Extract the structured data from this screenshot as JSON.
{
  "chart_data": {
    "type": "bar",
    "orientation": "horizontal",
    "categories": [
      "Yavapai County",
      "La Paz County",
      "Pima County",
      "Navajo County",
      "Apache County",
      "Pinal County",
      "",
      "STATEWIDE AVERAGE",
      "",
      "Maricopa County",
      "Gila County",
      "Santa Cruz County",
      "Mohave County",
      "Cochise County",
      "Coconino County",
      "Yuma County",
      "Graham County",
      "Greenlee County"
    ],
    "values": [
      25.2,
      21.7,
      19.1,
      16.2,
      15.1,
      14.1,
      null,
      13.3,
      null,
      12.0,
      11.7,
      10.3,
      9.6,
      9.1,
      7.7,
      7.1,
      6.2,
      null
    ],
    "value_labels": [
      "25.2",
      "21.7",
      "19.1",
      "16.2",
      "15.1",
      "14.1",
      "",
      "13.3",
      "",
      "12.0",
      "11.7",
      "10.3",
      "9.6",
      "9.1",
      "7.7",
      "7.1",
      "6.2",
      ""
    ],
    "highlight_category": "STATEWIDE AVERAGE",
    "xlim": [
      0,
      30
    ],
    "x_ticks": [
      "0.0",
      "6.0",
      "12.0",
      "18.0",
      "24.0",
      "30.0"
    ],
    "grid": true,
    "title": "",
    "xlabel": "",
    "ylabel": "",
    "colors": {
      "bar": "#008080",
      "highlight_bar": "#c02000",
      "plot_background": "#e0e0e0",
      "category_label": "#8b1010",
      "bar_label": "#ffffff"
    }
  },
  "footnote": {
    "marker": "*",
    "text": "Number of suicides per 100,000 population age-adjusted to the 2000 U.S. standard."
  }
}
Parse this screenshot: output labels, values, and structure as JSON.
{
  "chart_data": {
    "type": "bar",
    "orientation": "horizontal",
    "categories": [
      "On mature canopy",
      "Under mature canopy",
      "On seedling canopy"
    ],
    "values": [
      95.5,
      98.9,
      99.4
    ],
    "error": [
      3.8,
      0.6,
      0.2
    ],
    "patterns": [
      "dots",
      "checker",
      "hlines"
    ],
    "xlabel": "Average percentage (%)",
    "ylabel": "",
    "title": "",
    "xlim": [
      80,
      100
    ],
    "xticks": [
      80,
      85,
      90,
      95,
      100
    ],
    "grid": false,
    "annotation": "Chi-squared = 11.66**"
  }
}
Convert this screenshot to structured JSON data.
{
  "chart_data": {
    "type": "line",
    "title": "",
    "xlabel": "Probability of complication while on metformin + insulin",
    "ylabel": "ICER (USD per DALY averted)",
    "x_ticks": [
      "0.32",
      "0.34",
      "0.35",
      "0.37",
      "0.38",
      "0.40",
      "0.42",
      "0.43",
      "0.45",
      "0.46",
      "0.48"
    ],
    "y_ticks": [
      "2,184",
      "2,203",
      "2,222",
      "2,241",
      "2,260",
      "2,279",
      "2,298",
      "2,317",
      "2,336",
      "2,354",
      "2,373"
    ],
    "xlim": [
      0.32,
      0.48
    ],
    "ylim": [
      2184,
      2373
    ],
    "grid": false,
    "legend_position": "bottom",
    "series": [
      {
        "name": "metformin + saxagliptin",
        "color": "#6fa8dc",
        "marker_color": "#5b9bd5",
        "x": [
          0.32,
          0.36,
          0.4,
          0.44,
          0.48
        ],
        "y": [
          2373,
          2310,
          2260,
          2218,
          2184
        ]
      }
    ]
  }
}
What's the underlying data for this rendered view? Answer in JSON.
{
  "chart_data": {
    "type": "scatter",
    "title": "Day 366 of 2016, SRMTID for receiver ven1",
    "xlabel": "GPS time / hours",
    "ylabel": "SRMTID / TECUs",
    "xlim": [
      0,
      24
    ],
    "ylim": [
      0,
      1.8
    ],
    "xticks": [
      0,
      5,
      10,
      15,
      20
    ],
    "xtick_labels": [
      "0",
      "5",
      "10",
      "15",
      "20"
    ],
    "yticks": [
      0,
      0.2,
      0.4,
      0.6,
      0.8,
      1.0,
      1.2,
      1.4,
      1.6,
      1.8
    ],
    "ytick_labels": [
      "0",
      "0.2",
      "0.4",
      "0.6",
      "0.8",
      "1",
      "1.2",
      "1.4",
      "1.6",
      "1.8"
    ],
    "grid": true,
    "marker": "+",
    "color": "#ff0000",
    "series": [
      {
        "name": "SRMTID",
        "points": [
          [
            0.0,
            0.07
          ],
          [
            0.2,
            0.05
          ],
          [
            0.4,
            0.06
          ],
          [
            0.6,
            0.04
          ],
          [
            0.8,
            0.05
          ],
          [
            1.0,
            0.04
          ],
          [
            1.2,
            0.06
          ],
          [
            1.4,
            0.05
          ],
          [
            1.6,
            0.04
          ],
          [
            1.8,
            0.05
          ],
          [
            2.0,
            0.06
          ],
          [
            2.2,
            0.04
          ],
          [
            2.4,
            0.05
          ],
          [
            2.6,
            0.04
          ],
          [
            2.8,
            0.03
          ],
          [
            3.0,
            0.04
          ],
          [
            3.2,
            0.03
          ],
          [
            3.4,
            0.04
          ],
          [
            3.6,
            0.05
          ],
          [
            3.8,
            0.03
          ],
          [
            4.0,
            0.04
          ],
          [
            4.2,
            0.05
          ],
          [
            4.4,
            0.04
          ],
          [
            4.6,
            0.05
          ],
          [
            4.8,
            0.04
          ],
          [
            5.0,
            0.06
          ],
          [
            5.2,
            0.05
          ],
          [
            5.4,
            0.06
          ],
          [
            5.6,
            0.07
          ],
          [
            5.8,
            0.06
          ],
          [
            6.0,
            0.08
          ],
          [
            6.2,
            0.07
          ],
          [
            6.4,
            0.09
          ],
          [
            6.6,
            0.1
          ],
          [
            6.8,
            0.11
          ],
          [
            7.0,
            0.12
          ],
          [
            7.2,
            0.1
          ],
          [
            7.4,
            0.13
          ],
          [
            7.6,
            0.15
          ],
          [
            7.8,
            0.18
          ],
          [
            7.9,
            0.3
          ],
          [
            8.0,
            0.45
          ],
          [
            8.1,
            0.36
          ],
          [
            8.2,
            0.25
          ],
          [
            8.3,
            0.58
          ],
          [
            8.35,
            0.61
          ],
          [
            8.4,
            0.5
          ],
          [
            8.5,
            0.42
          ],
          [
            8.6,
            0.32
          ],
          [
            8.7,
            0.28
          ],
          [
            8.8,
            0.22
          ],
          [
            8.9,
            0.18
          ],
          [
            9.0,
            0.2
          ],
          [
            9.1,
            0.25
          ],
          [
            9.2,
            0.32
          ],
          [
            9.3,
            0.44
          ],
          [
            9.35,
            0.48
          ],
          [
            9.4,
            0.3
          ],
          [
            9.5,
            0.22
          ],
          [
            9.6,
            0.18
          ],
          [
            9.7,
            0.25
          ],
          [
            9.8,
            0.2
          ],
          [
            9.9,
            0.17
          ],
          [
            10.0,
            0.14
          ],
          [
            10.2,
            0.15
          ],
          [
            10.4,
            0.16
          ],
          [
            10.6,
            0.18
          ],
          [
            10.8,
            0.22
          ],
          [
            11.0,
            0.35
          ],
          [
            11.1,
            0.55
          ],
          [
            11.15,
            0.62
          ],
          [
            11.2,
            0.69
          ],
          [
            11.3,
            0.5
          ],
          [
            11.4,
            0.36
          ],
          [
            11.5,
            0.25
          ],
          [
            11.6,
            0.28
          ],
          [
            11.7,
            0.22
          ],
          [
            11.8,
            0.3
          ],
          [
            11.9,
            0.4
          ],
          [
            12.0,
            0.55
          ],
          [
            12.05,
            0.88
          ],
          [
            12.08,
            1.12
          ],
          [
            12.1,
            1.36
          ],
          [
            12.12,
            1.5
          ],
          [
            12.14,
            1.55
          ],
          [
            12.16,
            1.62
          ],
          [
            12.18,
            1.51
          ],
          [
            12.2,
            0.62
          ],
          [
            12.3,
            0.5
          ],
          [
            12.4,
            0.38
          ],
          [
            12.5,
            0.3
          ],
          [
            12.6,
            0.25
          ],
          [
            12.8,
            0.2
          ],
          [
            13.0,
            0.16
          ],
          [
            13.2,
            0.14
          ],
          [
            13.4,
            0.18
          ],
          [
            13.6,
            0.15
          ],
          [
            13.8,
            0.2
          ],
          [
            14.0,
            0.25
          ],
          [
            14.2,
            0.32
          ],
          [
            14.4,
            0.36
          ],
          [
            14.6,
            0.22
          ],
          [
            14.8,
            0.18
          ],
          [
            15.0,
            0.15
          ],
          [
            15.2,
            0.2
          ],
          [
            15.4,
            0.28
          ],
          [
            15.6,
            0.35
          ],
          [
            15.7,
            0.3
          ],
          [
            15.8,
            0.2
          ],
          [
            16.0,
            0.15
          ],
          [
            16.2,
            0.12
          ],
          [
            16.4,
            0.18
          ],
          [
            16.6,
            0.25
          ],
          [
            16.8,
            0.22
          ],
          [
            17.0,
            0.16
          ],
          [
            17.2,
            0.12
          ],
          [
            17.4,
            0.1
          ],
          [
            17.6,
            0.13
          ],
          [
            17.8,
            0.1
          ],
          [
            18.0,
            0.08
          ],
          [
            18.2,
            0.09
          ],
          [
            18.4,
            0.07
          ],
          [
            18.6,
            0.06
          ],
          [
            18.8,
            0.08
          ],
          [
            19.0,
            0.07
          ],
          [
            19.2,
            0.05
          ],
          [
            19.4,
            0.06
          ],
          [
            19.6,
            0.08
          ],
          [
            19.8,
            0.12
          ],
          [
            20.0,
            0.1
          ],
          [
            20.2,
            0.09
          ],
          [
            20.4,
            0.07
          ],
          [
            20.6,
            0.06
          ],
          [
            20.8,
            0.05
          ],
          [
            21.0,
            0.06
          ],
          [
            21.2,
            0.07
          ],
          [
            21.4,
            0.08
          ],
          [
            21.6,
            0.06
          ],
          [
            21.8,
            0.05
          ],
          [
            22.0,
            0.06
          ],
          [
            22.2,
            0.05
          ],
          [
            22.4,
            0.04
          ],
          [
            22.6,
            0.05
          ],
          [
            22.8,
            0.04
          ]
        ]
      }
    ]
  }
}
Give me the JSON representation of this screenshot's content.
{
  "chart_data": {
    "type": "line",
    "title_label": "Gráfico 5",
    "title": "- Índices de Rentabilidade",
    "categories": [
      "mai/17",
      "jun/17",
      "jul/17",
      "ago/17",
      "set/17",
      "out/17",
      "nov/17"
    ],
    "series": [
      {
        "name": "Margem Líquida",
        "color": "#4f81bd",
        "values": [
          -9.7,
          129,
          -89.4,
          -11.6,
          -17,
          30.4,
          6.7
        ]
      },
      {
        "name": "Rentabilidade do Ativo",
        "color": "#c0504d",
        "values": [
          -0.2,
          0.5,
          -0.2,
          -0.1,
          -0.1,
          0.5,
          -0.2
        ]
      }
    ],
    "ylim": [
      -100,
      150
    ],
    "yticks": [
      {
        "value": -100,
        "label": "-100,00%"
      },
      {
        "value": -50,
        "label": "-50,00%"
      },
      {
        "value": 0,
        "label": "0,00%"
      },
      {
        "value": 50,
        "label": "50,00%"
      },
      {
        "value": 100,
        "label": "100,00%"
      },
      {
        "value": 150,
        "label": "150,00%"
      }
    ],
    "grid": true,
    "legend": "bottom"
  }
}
===============
* BRIEF
Which lines of the data above contain "screenshot"? Copy each one.

* FINAL RESULT
Extract the structured data from this screenshot as JSON.
Parse this screenshot: output labels, values, and structure as JSON.
Convert this screenshot to structured JSON data.
Give me the JSON representation of this screenshot's content.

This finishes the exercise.